== Aim of the task ==
Make an exact copy of the records, dropping all pictures.

== The input ==

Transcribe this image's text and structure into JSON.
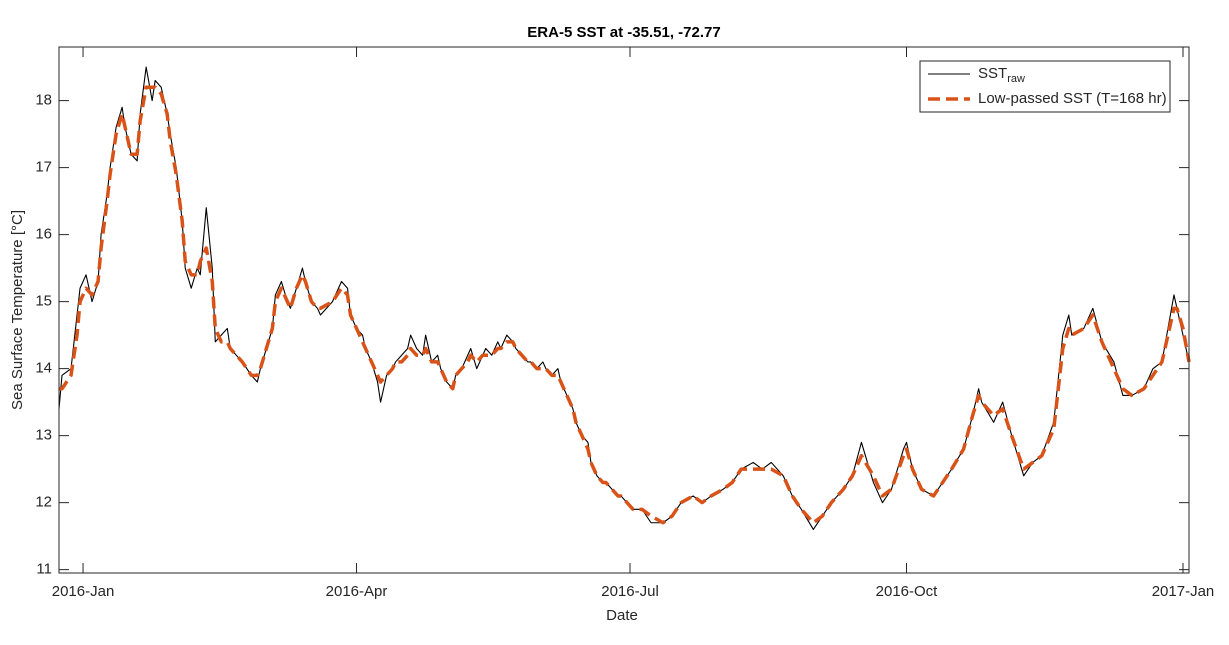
{
  "chart_data": {
    "type": "line",
    "title": "ERA-5 SST at -35.51, -72.77",
    "xlabel": "Date",
    "ylabel": "Sea Surface Temperature [°C]",
    "x": [
      -8,
      -7,
      -4,
      -2,
      -1,
      1,
      3,
      5,
      6,
      8,
      9,
      11,
      13,
      14,
      16,
      18,
      19,
      21,
      23,
      24,
      26,
      28,
      29,
      31,
      33,
      34,
      36,
      38,
      39,
      41,
      43,
      44,
      46,
      48,
      49,
      53,
      56,
      58,
      59,
      61,
      63,
      64,
      66,
      68,
      69,
      71,
      73,
      74,
      76,
      78,
      79,
      83,
      86,
      88,
      89,
      91,
      93,
      94,
      96,
      98,
      99,
      101,
      103,
      104,
      106,
      108,
      109,
      111,
      113,
      114,
      116,
      118,
      119,
      121,
      123,
      124,
      126,
      128,
      129,
      131,
      133,
      134,
      136,
      138,
      139,
      141,
      143,
      144,
      146,
      148,
      149,
      151,
      153,
      154,
      156,
      158,
      159,
      161,
      163,
      164,
      166,
      168,
      169,
      171,
      173,
      174,
      176,
      178,
      179,
      181,
      183,
      186,
      189,
      193,
      196,
      199,
      203,
      206,
      209,
      213,
      216,
      219,
      223,
      226,
      229,
      233,
      236,
      239,
      243,
      246,
      249,
      253,
      256,
      259,
      263,
      266,
      269,
      273,
      274,
      276,
      279,
      283,
      286,
      289,
      293,
      296,
      298,
      299,
      303,
      306,
      309,
      313,
      316,
      319,
      323,
      326,
      328,
      329,
      333,
      336,
      339,
      343,
      346,
      349,
      353,
      356,
      359,
      363,
      364,
      366,
      368
    ],
    "series": [
      {
        "name": "SST_raw",
        "color": "#000000",
        "style": "solid",
        "values": [
          13.4,
          13.9,
          14.0,
          14.8,
          15.2,
          15.4,
          15.0,
          15.3,
          16.0,
          16.6,
          17.0,
          17.6,
          17.9,
          17.6,
          17.2,
          17.1,
          17.8,
          18.5,
          18.0,
          18.3,
          18.2,
          17.8,
          17.5,
          17.0,
          16.2,
          15.5,
          15.2,
          15.5,
          15.4,
          16.4,
          15.5,
          14.4,
          14.5,
          14.6,
          14.3,
          14.1,
          13.9,
          13.8,
          14.0,
          14.3,
          14.6,
          15.1,
          15.3,
          15.0,
          14.9,
          15.2,
          15.5,
          15.3,
          15.0,
          14.9,
          14.8,
          15.0,
          15.3,
          15.2,
          14.8,
          14.6,
          14.5,
          14.3,
          14.1,
          13.8,
          13.5,
          13.9,
          14.0,
          14.1,
          14.2,
          14.3,
          14.5,
          14.3,
          14.2,
          14.5,
          14.1,
          14.2,
          14.0,
          13.8,
          13.7,
          13.9,
          14.0,
          14.2,
          14.3,
          14.0,
          14.2,
          14.3,
          14.2,
          14.4,
          14.3,
          14.5,
          14.4,
          14.3,
          14.2,
          14.1,
          14.1,
          14.0,
          14.1,
          14.0,
          13.9,
          14.0,
          13.8,
          13.6,
          13.4,
          13.2,
          13.0,
          12.9,
          12.6,
          12.4,
          12.3,
          12.3,
          12.2,
          12.1,
          12.1,
          12.0,
          11.9,
          11.9,
          11.7,
          11.7,
          11.8,
          12.0,
          12.1,
          12.0,
          12.1,
          12.2,
          12.3,
          12.5,
          12.6,
          12.5,
          12.6,
          12.4,
          12.1,
          11.9,
          11.6,
          11.8,
          12.0,
          12.2,
          12.4,
          12.9,
          12.3,
          12.0,
          12.2,
          12.8,
          12.9,
          12.5,
          12.2,
          12.1,
          12.3,
          12.5,
          12.8,
          13.3,
          13.7,
          13.5,
          13.2,
          13.5,
          13.0,
          12.4,
          12.6,
          12.7,
          13.2,
          14.5,
          14.8,
          14.5,
          14.6,
          14.9,
          14.4,
          14.1,
          13.6,
          13.6,
          13.7,
          14.0,
          14.1,
          15.1,
          14.9,
          14.5,
          14.1
        ]
      },
      {
        "name": "Low-passed SST (T=168 hr)",
        "color": "#d95319",
        "style": "dashed",
        "values": [
          13.7,
          13.7,
          13.9,
          14.5,
          15.0,
          15.2,
          15.1,
          15.3,
          15.8,
          16.5,
          16.9,
          17.5,
          17.8,
          17.6,
          17.2,
          17.2,
          17.7,
          18.2,
          18.2,
          18.2,
          18.1,
          17.8,
          17.4,
          16.9,
          16.2,
          15.6,
          15.4,
          15.4,
          15.6,
          15.8,
          15.3,
          14.6,
          14.4,
          14.4,
          14.3,
          14.1,
          13.9,
          13.9,
          14.0,
          14.3,
          14.6,
          15.0,
          15.2,
          15.0,
          14.9,
          15.2,
          15.4,
          15.3,
          15.0,
          14.9,
          14.9,
          15.0,
          15.2,
          15.1,
          14.8,
          14.6,
          14.4,
          14.3,
          14.1,
          13.9,
          13.8,
          13.9,
          14.0,
          14.1,
          14.1,
          14.2,
          14.3,
          14.2,
          14.2,
          14.3,
          14.1,
          14.1,
          14.0,
          13.8,
          13.7,
          13.9,
          14.0,
          14.1,
          14.2,
          14.1,
          14.2,
          14.2,
          14.2,
          14.3,
          14.3,
          14.4,
          14.4,
          14.3,
          14.2,
          14.1,
          14.1,
          14.0,
          14.0,
          14.0,
          13.9,
          13.9,
          13.8,
          13.6,
          13.4,
          13.2,
          13.0,
          12.8,
          12.6,
          12.4,
          12.3,
          12.3,
          12.2,
          12.1,
          12.1,
          12.0,
          11.9,
          11.9,
          11.8,
          11.7,
          11.8,
          12.0,
          12.1,
          12.0,
          12.1,
          12.2,
          12.3,
          12.5,
          12.5,
          12.5,
          12.5,
          12.4,
          12.1,
          11.9,
          11.7,
          11.8,
          12.0,
          12.2,
          12.4,
          12.7,
          12.4,
          12.1,
          12.2,
          12.7,
          12.8,
          12.5,
          12.2,
          12.1,
          12.3,
          12.5,
          12.8,
          13.3,
          13.6,
          13.5,
          13.3,
          13.4,
          13.0,
          12.5,
          12.6,
          12.7,
          13.1,
          14.3,
          14.6,
          14.5,
          14.6,
          14.8,
          14.4,
          14.0,
          13.7,
          13.6,
          13.7,
          13.9,
          14.1,
          14.9,
          14.9,
          14.6,
          14.1
        ]
      }
    ],
    "xlim": [
      -8,
      368
    ],
    "xticks": [
      {
        "value": 0,
        "label": "2016-Jan"
      },
      {
        "value": 91,
        "label": "2016-Apr"
      },
      {
        "value": 182,
        "label": "2016-Jul"
      },
      {
        "value": 274,
        "label": "2016-Oct"
      },
      {
        "value": 366,
        "label": "2017-Jan"
      }
    ],
    "ylim": [
      10.95,
      18.8
    ],
    "yticks": [
      11,
      12,
      13,
      14,
      15,
      16,
      17,
      18
    ],
    "grid": false,
    "legend": "top-right"
  }
}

== Exercise answer ==
Transcribe this image's text and structure into JSON.
{
  "chart_data": {
    "type": "line",
    "title": "ERA-5 SST at -35.51, -72.77",
    "xlabel": "Date",
    "ylabel": "Sea Surface Temperature [°C]",
    "x": [
      -8,
      -7,
      -4,
      -2,
      -1,
      1,
      3,
      5,
      6,
      8,
      9,
      11,
      13,
      14,
      16,
      18,
      19,
      21,
      23,
      24,
      26,
      28,
      29,
      31,
      33,
      34,
      36,
      38,
      39,
      41,
      43,
      44,
      46,
      48,
      49,
      53,
      56,
      58,
      59,
      61,
      63,
      64,
      66,
      68,
      69,
      71,
      73,
      74,
      76,
      78,
      79,
      83,
      86,
      88,
      89,
      91,
      93,
      94,
      96,
      98,
      99,
      101,
      103,
      104,
      106,
      108,
      109,
      111,
      113,
      114,
      116,
      118,
      119,
      121,
      123,
      124,
      126,
      128,
      129,
      131,
      133,
      134,
      136,
      138,
      139,
      141,
      143,
      144,
      146,
      148,
      149,
      151,
      153,
      154,
      156,
      158,
      159,
      161,
      163,
      164,
      166,
      168,
      169,
      171,
      173,
      174,
      176,
      178,
      179,
      181,
      183,
      186,
      189,
      193,
      196,
      199,
      203,
      206,
      209,
      213,
      216,
      219,
      223,
      226,
      229,
      233,
      236,
      239,
      243,
      246,
      249,
      253,
      256,
      259,
      263,
      266,
      269,
      273,
      274,
      276,
      279,
      283,
      286,
      289,
      293,
      296,
      298,
      299,
      303,
      306,
      309,
      313,
      316,
      319,
      323,
      326,
      328,
      329,
      333,
      336,
      339,
      343,
      346,
      349,
      353,
      356,
      359,
      363,
      364,
      366,
      368
    ],
    "series": [
      {
        "name": "SST_raw",
        "color": "#000000",
        "style": "solid",
        "values": [
          13.4,
          13.9,
          14.0,
          14.8,
          15.2,
          15.4,
          15.0,
          15.3,
          16.0,
          16.6,
          17.0,
          17.6,
          17.9,
          17.6,
          17.2,
          17.1,
          17.8,
          18.5,
          18.0,
          18.3,
          18.2,
          17.8,
          17.5,
          17.0,
          16.2,
          15.5,
          15.2,
          15.5,
          15.4,
          16.4,
          15.5,
          14.4,
          14.5,
          14.6,
          14.3,
          14.1,
          13.9,
          13.8,
          14.0,
          14.3,
          14.6,
          15.1,
          15.3,
          15.0,
          14.9,
          15.2,
          15.5,
          15.3,
          15.0,
          14.9,
          14.8,
          15.0,
          15.3,
          15.2,
          14.8,
          14.6,
          14.5,
          14.3,
          14.1,
          13.8,
          13.5,
          13.9,
          14.0,
          14.1,
          14.2,
          14.3,
          14.5,
          14.3,
          14.2,
          14.5,
          14.1,
          14.2,
          14.0,
          13.8,
          13.7,
          13.9,
          14.0,
          14.2,
          14.3,
          14.0,
          14.2,
          14.3,
          14.2,
          14.4,
          14.3,
          14.5,
          14.4,
          14.3,
          14.2,
          14.1,
          14.1,
          14.0,
          14.1,
          14.0,
          13.9,
          14.0,
          13.8,
          13.6,
          13.4,
          13.2,
          13.0,
          12.9,
          12.6,
          12.4,
          12.3,
          12.3,
          12.2,
          12.1,
          12.1,
          12.0,
          11.9,
          11.9,
          11.7,
          11.7,
          11.8,
          12.0,
          12.1,
          12.0,
          12.1,
          12.2,
          12.3,
          12.5,
          12.6,
          12.5,
          12.6,
          12.4,
          12.1,
          11.9,
          11.6,
          11.8,
          12.0,
          12.2,
          12.4,
          12.9,
          12.3,
          12.0,
          12.2,
          12.8,
          12.9,
          12.5,
          12.2,
          12.1,
          12.3,
          12.5,
          12.8,
          13.3,
          13.7,
          13.5,
          13.2,
          13.5,
          13.0,
          12.4,
          12.6,
          12.7,
          13.2,
          14.5,
          14.8,
          14.5,
          14.6,
          14.9,
          14.4,
          14.1,
          13.6,
          13.6,
          13.7,
          14.0,
          14.1,
          15.1,
          14.9,
          14.5,
          14.1
        ]
      },
      {
        "name": "Low-passed SST (T=168 hr)",
        "color": "#d95319",
        "style": "dashed",
        "values": [
          13.7,
          13.7,
          13.9,
          14.5,
          15.0,
          15.2,
          15.1,
          15.3,
          15.8,
          16.5,
          16.9,
          17.5,
          17.8,
          17.6,
          17.2,
          17.2,
          17.7,
          18.2,
          18.2,
          18.2,
          18.1,
          17.8,
          17.4,
          16.9,
          16.2,
          15.6,
          15.4,
          15.4,
          15.6,
          15.8,
          15.3,
          14.6,
          14.4,
          14.4,
          14.3,
          14.1,
          13.9,
          13.9,
          14.0,
          14.3,
          14.6,
          15.0,
          15.2,
          15.0,
          14.9,
          15.2,
          15.4,
          15.3,
          15.0,
          14.9,
          14.9,
          15.0,
          15.2,
          15.1,
          14.8,
          14.6,
          14.4,
          14.3,
          14.1,
          13.9,
          13.8,
          13.9,
          14.0,
          14.1,
          14.1,
          14.2,
          14.3,
          14.2,
          14.2,
          14.3,
          14.1,
          14.1,
          14.0,
          13.8,
          13.7,
          13.9,
          14.0,
          14.1,
          14.2,
          14.1,
          14.2,
          14.2,
          14.2,
          14.3,
          14.3,
          14.4,
          14.4,
          14.3,
          14.2,
          14.1,
          14.1,
          14.0,
          14.0,
          14.0,
          13.9,
          13.9,
          13.8,
          13.6,
          13.4,
          13.2,
          13.0,
          12.8,
          12.6,
          12.4,
          12.3,
          12.3,
          12.2,
          12.1,
          12.1,
          12.0,
          11.9,
          11.9,
          11.8,
          11.7,
          11.8,
          12.0,
          12.1,
          12.0,
          12.1,
          12.2,
          12.3,
          12.5,
          12.5,
          12.5,
          12.5,
          12.4,
          12.1,
          11.9,
          11.7,
          11.8,
          12.0,
          12.2,
          12.4,
          12.7,
          12.4,
          12.1,
          12.2,
          12.7,
          12.8,
          12.5,
          12.2,
          12.1,
          12.3,
          12.5,
          12.8,
          13.3,
          13.6,
          13.5,
          13.3,
          13.4,
          13.0,
          12.5,
          12.6,
          12.7,
          13.1,
          14.3,
          14.6,
          14.5,
          14.6,
          14.8,
          14.4,
          14.0,
          13.7,
          13.6,
          13.7,
          13.9,
          14.1,
          14.9,
          14.9,
          14.6,
          14.1
        ]
      }
    ],
    "xlim": [
      -8,
      368
    ],
    "xticks": [
      {
        "value": 0,
        "label": "2016-Jan"
      },
      {
        "value": 91,
        "label": "2016-Apr"
      },
      {
        "value": 182,
        "label": "2016-Jul"
      },
      {
        "value": 274,
        "label": "2016-Oct"
      },
      {
        "value": 366,
        "label": "2017-Jan"
      }
    ],
    "ylim": [
      10.95,
      18.8
    ],
    "yticks": [
      11,
      12,
      13,
      14,
      15,
      16,
      17,
      18
    ],
    "grid": false,
    "legend": "top-right"
  }
}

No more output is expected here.